Data excerpts
---

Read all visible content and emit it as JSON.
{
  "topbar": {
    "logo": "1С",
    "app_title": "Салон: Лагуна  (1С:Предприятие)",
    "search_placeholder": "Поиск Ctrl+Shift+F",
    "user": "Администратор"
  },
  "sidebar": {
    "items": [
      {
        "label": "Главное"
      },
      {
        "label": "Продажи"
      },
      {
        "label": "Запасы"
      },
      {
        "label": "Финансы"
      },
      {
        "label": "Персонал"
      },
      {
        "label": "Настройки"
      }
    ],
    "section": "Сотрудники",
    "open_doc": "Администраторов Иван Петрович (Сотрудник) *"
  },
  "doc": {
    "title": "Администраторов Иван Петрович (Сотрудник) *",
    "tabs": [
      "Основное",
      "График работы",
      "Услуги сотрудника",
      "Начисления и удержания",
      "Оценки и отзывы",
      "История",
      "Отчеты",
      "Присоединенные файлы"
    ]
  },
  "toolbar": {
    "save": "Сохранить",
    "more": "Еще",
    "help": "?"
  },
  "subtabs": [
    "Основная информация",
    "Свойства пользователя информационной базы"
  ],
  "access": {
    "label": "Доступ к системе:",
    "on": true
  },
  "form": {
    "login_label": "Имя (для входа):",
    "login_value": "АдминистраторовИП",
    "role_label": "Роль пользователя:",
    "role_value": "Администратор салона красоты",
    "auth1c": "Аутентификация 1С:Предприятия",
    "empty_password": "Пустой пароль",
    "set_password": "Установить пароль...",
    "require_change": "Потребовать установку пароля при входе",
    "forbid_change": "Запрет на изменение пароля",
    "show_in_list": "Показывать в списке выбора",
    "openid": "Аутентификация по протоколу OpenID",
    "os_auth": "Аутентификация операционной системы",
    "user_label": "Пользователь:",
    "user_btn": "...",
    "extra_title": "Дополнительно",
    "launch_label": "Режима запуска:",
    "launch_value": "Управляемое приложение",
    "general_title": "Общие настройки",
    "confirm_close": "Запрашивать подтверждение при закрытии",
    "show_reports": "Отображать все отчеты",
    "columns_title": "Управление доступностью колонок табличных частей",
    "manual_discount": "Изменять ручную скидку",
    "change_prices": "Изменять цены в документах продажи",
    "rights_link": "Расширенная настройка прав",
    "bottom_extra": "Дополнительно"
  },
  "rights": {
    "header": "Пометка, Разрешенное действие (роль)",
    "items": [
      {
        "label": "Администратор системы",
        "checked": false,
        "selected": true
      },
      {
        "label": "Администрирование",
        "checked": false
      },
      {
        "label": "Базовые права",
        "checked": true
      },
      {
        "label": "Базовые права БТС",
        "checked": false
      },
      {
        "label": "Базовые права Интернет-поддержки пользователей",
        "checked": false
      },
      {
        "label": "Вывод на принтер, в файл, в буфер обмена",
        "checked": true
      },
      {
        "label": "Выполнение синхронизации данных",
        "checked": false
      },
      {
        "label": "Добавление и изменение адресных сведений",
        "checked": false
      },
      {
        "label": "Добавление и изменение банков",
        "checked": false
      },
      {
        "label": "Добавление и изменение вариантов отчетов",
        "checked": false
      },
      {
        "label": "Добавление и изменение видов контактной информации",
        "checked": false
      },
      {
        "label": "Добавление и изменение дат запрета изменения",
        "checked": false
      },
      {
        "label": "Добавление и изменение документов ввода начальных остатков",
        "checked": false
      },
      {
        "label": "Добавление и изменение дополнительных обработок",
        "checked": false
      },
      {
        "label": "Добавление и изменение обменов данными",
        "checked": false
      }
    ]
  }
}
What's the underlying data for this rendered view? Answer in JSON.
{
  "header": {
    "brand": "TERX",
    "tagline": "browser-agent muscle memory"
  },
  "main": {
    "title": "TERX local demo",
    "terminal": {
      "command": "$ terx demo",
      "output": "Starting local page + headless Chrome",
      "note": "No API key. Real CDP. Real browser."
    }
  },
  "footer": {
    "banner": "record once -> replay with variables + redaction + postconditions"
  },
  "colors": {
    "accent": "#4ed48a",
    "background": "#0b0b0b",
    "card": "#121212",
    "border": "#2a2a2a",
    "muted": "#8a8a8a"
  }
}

---

*Task brief:* Return each entry from the material above exactly as it appears.

*Written response:*
Read all visible content and emit it as JSON.
{
  "topbar": {
    "logo": "1С",
    "app_title": "Салон: Лагуна  (1С:Предприятие)",
    "search_placeholder": "Поиск Ctrl+Shift+F",
    "user": "Администратор"
  },
  "sidebar": {
    "items": [
      {
        "label": "Главное"
      },
      {
        "label": "Продажи"
      },
      {
        "label": "Запасы"
      },
      {
        "label": "Финансы"
      },
      {
        "label": "Персонал"
      },
      {
        "label": "Настройки"
      }
    ],
    "section": "Сотрудники",
    "open_doc": "Администраторов Иван Петрович (Сотрудник) *"
  },
  "doc": {
    "title": "Администраторов Иван Петрович (Сотрудник) *",
    "tabs": [
      "Основное",
      "График работы",
      "Услуги сотрудника",
      "Начисления и удержания",
      "Оценки и отзывы",
      "История",
      "Отчеты",
      "Присоединенные файлы"
    ]
  },
  "toolbar": {
    "save": "Сохранить",
    "more": "Еще",
    "help": "?"
  },
  "subtabs": [
    "Основная информация",
    "Свойства пользователя информационной базы"
  ],
  "access": {
    "label": "Доступ к системе:",
    "on": true
  },
  "form": {
    "login_label": "Имя (для входа):",
    "login_value": "АдминистраторовИП",
    "role_label": "Роль пользователя:",
    "role_value": "Администратор салона красоты",
    "auth1c": "Аутентификация 1С:Предприятия",
    "empty_password": "Пустой пароль",
    "set_password": "Установить пароль...",
    "require_change": "Потребовать установку пароля при входе",
    "forbid_change": "Запрет на изменение пароля",
    "show_in_list": "Показывать в списке выбора",
    "openid": "Аутентификация по протоколу OpenID",
    "os_auth": "Аутентификация операционной системы",
    "user_label": "Пользователь:",
    "user_btn": "...",
    "extra_title": "Дополнительно",
    "launch_label": "Режима запуска:",
    "launch_value": "Управляемое приложение",
    "general_title": "Общие настройки",
    "confirm_close": "Запрашивать подтверждение при закрытии",
    "show_reports": "Отображать все отчеты",
    "columns_title": "Управление доступностью колонок табличных частей",
    "manual_discount": "Изменять ручную скидку",
    "change_prices": "Изменять цены в документах продажи",
    "rights_link": "Расширенная настройка прав",
    "bottom_extra": "Дополнительно"
  },
  "rights": {
    "header": "Пометка, Разрешенное действие (роль)",
    "items": [
      {
        "label": "Администратор системы",
        "checked": false,
        "selected": true
      },
      {
        "label": "Администрирование",
        "checked": false
      },
      {
        "label": "Базовые права",
        "checked": true
      },
      {
        "label": "Базовые права БТС",
        "checked": false
      },
      {
        "label": "Базовые права Интернет-поддержки пользователей",
        "checked": false
      },
      {
        "label": "Вывод на принтер, в файл, в буфер обмена",
        "checked": true
      },
      {
        "label": "Выполнение синхронизации данных",
        "checked": false
      },
      {
        "label": "Добавление и изменение адресных сведений",
        "checked": false
      },
      {
        "label": "Добавление и изменение банков",
        "checked": false
      },
      {
        "label": "Добавление и изменение вариантов отчетов",
        "checked": false
      },
      {
        "label": "Добавление и изменение видов контактной информации",
        "checked": false
      },
      {
        "label": "Добавление и изменение дат запрета изменения",
        "checked": false
      },
      {
        "label": "Добавление и изменение документов ввода начальных остатков",
        "checked": false
      },
      {
        "label": "Добавление и изменение дополнительных обработок",
        "checked": false
      },
      {
        "label": "Добавление и изменение обменов данными",
        "checked": false
      }
    ]
  }
}
What's the underlying data for this rendered view? Answer in JSON.
{
  "header": {
    "brand": "TERX",
    "tagline": "browser-agent muscle memory"
  },
  "main": {
    "title": "TERX local demo",
    "terminal": {
      "command": "$ terx demo",
      "output": "Starting local page + headless Chrome",
      "note": "No API key. Real CDP. Real browser."
    }
  },
  "footer": {
    "banner": "record once -> replay with variables + redaction + postconditions"
  },
  "colors": {
    "accent": "#4ed48a",
    "background": "#0b0b0b",
    "card": "#121212",
    "border": "#2a2a2a",
    "muted": "#8a8a8a"
  }
}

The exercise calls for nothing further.